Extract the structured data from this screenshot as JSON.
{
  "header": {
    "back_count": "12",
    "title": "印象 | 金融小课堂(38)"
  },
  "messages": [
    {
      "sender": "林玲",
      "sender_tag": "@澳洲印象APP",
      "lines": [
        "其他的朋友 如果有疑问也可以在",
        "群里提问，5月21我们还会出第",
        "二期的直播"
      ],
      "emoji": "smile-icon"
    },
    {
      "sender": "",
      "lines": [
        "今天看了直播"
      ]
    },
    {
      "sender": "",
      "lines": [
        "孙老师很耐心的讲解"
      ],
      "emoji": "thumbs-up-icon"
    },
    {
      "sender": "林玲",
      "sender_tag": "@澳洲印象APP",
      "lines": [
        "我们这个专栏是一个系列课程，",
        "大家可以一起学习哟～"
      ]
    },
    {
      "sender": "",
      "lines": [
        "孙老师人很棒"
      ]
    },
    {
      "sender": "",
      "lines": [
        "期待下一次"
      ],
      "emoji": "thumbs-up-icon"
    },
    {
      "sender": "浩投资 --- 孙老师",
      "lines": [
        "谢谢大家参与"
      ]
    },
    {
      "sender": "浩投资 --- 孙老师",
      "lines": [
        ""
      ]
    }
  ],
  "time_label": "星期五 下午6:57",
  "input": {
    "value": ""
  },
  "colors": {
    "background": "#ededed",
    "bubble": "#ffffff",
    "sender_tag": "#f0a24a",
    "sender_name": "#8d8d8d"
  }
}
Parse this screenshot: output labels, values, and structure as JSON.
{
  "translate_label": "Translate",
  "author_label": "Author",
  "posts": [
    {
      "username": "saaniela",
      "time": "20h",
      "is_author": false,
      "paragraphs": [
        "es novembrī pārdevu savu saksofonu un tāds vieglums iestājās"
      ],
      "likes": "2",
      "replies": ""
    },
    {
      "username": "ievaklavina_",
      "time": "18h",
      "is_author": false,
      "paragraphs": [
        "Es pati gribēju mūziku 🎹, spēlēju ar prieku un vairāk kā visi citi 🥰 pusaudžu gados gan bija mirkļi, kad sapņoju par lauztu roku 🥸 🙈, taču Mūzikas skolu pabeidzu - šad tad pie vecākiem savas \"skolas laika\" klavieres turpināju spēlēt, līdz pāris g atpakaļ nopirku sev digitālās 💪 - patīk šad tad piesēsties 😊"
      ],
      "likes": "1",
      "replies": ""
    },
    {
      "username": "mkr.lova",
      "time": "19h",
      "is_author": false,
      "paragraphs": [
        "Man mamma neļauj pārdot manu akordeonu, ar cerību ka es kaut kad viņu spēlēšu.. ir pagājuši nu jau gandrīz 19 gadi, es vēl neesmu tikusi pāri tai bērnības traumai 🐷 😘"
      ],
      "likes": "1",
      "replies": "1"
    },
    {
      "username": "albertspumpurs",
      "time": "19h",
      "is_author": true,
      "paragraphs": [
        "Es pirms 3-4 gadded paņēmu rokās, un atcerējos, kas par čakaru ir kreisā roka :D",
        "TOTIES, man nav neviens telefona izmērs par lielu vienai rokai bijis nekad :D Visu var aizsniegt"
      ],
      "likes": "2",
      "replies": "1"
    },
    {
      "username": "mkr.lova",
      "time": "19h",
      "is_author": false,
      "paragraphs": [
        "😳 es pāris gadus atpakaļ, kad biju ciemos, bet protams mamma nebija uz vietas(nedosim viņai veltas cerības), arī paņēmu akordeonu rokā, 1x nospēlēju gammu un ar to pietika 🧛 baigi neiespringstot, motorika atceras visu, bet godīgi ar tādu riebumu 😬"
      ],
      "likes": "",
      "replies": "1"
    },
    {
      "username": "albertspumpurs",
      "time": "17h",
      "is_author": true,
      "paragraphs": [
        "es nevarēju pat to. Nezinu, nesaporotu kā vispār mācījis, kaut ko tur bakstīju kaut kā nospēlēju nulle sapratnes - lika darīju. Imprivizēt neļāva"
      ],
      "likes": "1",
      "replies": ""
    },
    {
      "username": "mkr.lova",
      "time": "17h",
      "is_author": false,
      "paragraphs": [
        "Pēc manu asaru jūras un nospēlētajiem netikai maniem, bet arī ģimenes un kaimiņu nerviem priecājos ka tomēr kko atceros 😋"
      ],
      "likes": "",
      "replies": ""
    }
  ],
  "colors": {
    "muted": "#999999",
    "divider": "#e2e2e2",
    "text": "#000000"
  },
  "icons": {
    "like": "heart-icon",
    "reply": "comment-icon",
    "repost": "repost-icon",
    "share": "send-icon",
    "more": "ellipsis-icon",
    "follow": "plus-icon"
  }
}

*****

WHAT IS EXPECTED | Extract the full listing and reproduce each line exactly.

EXERCISE ANSWER |
Extract the structured data from this screenshot as JSON.
{
  "header": {
    "back_count": "12",
    "title": "印象 | 金融小课堂(38)"
  },
  "messages": [
    {
      "sender": "林玲",
      "sender_tag": "@澳洲印象APP",
      "lines": [
        "其他的朋友 如果有疑问也可以在",
        "群里提问，5月21我们还会出第",
        "二期的直播"
      ],
      "emoji": "smile-icon"
    },
    {
      "sender": "",
      "lines": [
        "今天看了直播"
      ]
    },
    {
      "sender": "",
      "lines": [
        "孙老师很耐心的讲解"
      ],
      "emoji": "thumbs-up-icon"
    },
    {
      "sender": "林玲",
      "sender_tag": "@澳洲印象APP",
      "lines": [
        "我们这个专栏是一个系列课程，",
        "大家可以一起学习哟～"
      ]
    },
    {
      "sender": "",
      "lines": [
        "孙老师人很棒"
      ]
    },
    {
      "sender": "",
      "lines": [
        "期待下一次"
      ],
      "emoji": "thumbs-up-icon"
    },
    {
      "sender": "浩投资 --- 孙老师",
      "lines": [
        "谢谢大家参与"
      ]
    },
    {
      "sender": "浩投资 --- 孙老师",
      "lines": [
        ""
      ]
    }
  ],
  "time_label": "星期五 下午6:57",
  "input": {
    "value": ""
  },
  "colors": {
    "background": "#ededed",
    "bubble": "#ffffff",
    "sender_tag": "#f0a24a",
    "sender_name": "#8d8d8d"
  }
}
Parse this screenshot: output labels, values, and structure as JSON.
{
  "translate_label": "Translate",
  "author_label": "Author",
  "posts": [
    {
      "username": "saaniela",
      "time": "20h",
      "is_author": false,
      "paragraphs": [
        "es novembrī pārdevu savu saksofonu un tāds vieglums iestājās"
      ],
      "likes": "2",
      "replies": ""
    },
    {
      "username": "ievaklavina_",
      "time": "18h",
      "is_author": false,
      "paragraphs": [
        "Es pati gribēju mūziku 🎹, spēlēju ar prieku un vairāk kā visi citi 🥰 pusaudžu gados gan bija mirkļi, kad sapņoju par lauztu roku 🥸 🙈, taču Mūzikas skolu pabeidzu - šad tad pie vecākiem savas \"skolas laika\" klavieres turpināju spēlēt, līdz pāris g atpakaļ nopirku sev digitālās 💪 - patīk šad tad piesēsties 😊"
      ],
      "likes": "1",
      "replies": ""
    },
    {
      "username": "mkr.lova",
      "time": "19h",
      "is_author": false,
      "paragraphs": [
        "Man mamma neļauj pārdot manu akordeonu, ar cerību ka es kaut kad viņu spēlēšu.. ir pagājuši nu jau gandrīz 19 gadi, es vēl neesmu tikusi pāri tai bērnības traumai 🐷 😘"
      ],
      "likes": "1",
      "replies": "1"
    },
    {
      "username": "albertspumpurs",
      "time": "19h",
      "is_author": true,
      "paragraphs": [
        "Es pirms 3-4 gadded paņēmu rokās, un atcerējos, kas par čakaru ir kreisā roka :D",
        "TOTIES, man nav neviens telefona izmērs par lielu vienai rokai bijis nekad :D Visu var aizsniegt"
      ],
      "likes": "2",
      "replies": "1"
    },
    {
      "username": "mkr.lova",
      "time": "19h",
      "is_author": false,
      "paragraphs": [
        "😳 es pāris gadus atpakaļ, kad biju ciemos, bet protams mamma nebija uz vietas(nedosim viņai veltas cerības), arī paņēmu akordeonu rokā, 1x nospēlēju gammu un ar to pietika 🧛 baigi neiespringstot, motorika atceras visu, bet godīgi ar tādu riebumu 😬"
      ],
      "likes": "",
      "replies": "1"
    },
    {
      "username": "albertspumpurs",
      "time": "17h",
      "is_author": true,
      "paragraphs": [
        "es nevarēju pat to. Nezinu, nesaporotu kā vispār mācījis, kaut ko tur bakstīju kaut kā nospēlēju nulle sapratnes - lika darīju. Imprivizēt neļāva"
      ],
      "likes": "1",
      "replies": ""
    },
    {
      "username": "mkr.lova",
      "time": "17h",
      "is_author": false,
      "paragraphs": [
        "Pēc manu asaru jūras un nospēlētajiem netikai maniem, bet arī ģimenes un kaimiņu nerviem priecājos ka tomēr kko atceros 😋"
      ],
      "likes": "",
      "replies": ""
    }
  ],
  "colors": {
    "muted": "#999999",
    "divider": "#e2e2e2",
    "text": "#000000"
  },
  "icons": {
    "like": "heart-icon",
    "reply": "comment-icon",
    "repost": "repost-icon",
    "share": "send-icon",
    "more": "ellipsis-icon",
    "follow": "plus-icon"
  }
}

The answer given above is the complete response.